WRITTEN TASK -
Here are some entries; quote each one exactly.

PROVIDED RECORDS -
>>>

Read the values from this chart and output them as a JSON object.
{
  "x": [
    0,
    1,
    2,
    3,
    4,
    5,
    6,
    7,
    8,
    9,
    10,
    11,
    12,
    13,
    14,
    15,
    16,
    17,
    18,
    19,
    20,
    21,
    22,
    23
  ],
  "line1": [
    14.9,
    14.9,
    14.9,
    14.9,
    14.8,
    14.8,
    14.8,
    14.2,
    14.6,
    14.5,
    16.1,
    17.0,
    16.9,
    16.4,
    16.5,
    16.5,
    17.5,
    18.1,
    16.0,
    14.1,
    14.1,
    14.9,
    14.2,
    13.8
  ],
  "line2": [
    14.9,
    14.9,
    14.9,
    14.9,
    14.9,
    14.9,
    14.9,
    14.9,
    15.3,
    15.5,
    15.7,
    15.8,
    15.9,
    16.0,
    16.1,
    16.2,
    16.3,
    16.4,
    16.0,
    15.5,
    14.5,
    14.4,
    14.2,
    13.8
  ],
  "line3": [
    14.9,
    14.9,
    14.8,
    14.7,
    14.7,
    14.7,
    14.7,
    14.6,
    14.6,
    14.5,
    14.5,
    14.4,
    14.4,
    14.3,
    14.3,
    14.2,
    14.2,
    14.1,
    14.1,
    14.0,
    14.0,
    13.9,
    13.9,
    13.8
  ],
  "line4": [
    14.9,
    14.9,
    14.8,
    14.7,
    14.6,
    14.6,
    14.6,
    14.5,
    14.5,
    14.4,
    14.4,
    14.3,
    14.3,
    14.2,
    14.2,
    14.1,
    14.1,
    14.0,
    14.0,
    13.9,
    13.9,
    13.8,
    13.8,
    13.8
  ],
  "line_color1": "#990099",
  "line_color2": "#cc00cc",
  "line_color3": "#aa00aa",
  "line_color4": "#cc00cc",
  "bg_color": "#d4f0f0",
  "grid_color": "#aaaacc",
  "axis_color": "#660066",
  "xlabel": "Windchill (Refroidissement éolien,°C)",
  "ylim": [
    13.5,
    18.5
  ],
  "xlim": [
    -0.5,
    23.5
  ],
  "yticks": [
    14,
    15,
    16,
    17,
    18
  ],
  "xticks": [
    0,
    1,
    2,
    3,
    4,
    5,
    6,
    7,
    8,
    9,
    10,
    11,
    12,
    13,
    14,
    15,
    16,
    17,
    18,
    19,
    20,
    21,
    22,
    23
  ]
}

<<<

THE COMPLETED TASK -
Read the values from this chart and output them as a JSON object.
{
  "x": [
    0,
    1,
    2,
    3,
    4,
    5,
    6,
    7,
    8,
    9,
    10,
    11,
    12,
    13,
    14,
    15,
    16,
    17,
    18,
    19,
    20,
    21,
    22,
    23
  ],
  "line1": [
    14.9,
    14.9,
    14.9,
    14.9,
    14.8,
    14.8,
    14.8,
    14.2,
    14.6,
    14.5,
    16.1,
    17.0,
    16.9,
    16.4,
    16.5,
    16.5,
    17.5,
    18.1,
    16.0,
    14.1,
    14.1,
    14.9,
    14.2,
    13.8
  ],
  "line2": [
    14.9,
    14.9,
    14.9,
    14.9,
    14.9,
    14.9,
    14.9,
    14.9,
    15.3,
    15.5,
    15.7,
    15.8,
    15.9,
    16.0,
    16.1,
    16.2,
    16.3,
    16.4,
    16.0,
    15.5,
    14.5,
    14.4,
    14.2,
    13.8
  ],
  "line3": [
    14.9,
    14.9,
    14.8,
    14.7,
    14.7,
    14.7,
    14.7,
    14.6,
    14.6,
    14.5,
    14.5,
    14.4,
    14.4,
    14.3,
    14.3,
    14.2,
    14.2,
    14.1,
    14.1,
    14.0,
    14.0,
    13.9,
    13.9,
    13.8
  ],
  "line4": [
    14.9,
    14.9,
    14.8,
    14.7,
    14.6,
    14.6,
    14.6,
    14.5,
    14.5,
    14.4,
    14.4,
    14.3,
    14.3,
    14.2,
    14.2,
    14.1,
    14.1,
    14.0,
    14.0,
    13.9,
    13.9,
    13.8,
    13.8,
    13.8
  ],
  "line_color1": "#990099",
  "line_color2": "#cc00cc",
  "line_color3": "#aa00aa",
  "line_color4": "#cc00cc",
  "bg_color": "#d4f0f0",
  "grid_color": "#aaaacc",
  "axis_color": "#660066",
  "xlabel": "Windchill (Refroidissement éolien,°C)",
  "ylim": [
    13.5,
    18.5
  ],
  "xlim": [
    -0.5,
    23.5
  ],
  "yticks": [
    14,
    15,
    16,
    17,
    18
  ],
  "xticks": [
    0,
    1,
    2,
    3,
    4,
    5,
    6,
    7,
    8,
    9,
    10,
    11,
    12,
    13,
    14,
    15,
    16,
    17,
    18,
    19,
    20,
    21,
    22,
    23
  ]
}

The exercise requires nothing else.